Data for this exercise:
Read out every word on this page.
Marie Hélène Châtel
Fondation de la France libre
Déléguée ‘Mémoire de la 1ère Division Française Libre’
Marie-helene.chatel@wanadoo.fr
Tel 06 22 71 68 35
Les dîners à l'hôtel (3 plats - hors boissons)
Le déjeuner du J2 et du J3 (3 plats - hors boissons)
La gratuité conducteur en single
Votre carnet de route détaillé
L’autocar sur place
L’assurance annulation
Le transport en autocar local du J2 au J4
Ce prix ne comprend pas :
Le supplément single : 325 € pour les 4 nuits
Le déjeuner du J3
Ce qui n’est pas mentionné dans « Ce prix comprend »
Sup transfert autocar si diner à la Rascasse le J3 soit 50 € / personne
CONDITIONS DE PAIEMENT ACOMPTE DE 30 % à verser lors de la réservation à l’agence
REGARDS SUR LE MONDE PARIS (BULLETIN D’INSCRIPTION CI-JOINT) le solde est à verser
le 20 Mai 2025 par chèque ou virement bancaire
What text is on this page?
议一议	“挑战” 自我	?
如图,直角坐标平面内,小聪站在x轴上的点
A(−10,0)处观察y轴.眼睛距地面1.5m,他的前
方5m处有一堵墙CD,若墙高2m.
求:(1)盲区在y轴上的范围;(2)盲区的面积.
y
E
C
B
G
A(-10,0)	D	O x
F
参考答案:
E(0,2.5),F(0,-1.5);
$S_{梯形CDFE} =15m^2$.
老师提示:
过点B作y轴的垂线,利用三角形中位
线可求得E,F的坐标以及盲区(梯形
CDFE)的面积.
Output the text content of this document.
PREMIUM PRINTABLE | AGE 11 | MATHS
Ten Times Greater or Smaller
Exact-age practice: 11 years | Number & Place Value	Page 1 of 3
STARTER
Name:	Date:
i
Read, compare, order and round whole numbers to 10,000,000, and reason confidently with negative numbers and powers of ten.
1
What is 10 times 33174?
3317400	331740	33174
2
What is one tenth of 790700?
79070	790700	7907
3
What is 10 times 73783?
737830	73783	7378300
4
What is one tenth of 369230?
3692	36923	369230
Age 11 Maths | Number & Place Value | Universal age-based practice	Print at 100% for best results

Exercise: Would you copy out each line exactly as written?

Response:
Read out every word on this page.
Marie Hélène Châtel
Fondation de la France libre
Déléguée ‘Mémoire de la 1ère Division Française Libre’
Marie-helene.chatel@wanadoo.fr
Tel 06 22 71 68 35
Les dîners à l'hôtel (3 plats - hors boissons)
Le déjeuner du J2 et du J3 (3 plats - hors boissons)
La gratuité conducteur en single
Votre carnet de route détaillé
L’autocar sur place
L’assurance annulation
Le transport en autocar local du J2 au J4
Ce prix ne comprend pas :
Le supplément single : 325 € pour les 4 nuits
Le déjeuner du J3
Ce qui n’est pas mentionné dans « Ce prix comprend »
Sup transfert autocar si diner à la Rascasse le J3 soit 50 € / personne
CONDITIONS DE PAIEMENT ACOMPTE DE 30 % à verser lors de la réservation à l’agence
REGARDS SUR LE MONDE PARIS (BULLETIN D’INSCRIPTION CI-JOINT) le solde est à verser
le 20 Mai 2025 par chèque ou virement bancaire
What text is on this page?
议一议	“挑战” 自我	?
如图,直角坐标平面内,小聪站在x轴上的点
A(−10,0)处观察y轴.眼睛距地面1.5m,他的前
方5m处有一堵墙CD,若墙高2m.
求:(1)盲区在y轴上的范围;(2)盲区的面积.
y
E
C
B
G
A(-10,0)	D	O x
F
参考答案:
E(0,2.5),F(0,-1.5);
$S_{梯形CDFE} =15m^2$.
老师提示:
过点B作y轴的垂线,利用三角形中位
线可求得E,F的坐标以及盲区(梯形
CDFE)的面积.
Output the text content of this document.
PREMIUM PRINTABLE | AGE 11 | MATHS
Ten Times Greater or Smaller
Exact-age practice: 11 years | Number & Place Value	Page 1 of 3
STARTER
Name:	Date:
i
Read, compare, order and round whole numbers to 10,000,000, and reason confidently with negative numbers and powers of ten.
1
What is 10 times 33174?
3317400	331740	33174
2
What is one tenth of 790700?
79070	790700	7907
3
What is 10 times 73783?
737830	73783	7378300
4
What is one tenth of 369230?
3692	36923	369230
Age 11 Maths | Number & Place Value | Universal age-based practice	Print at 100% for best results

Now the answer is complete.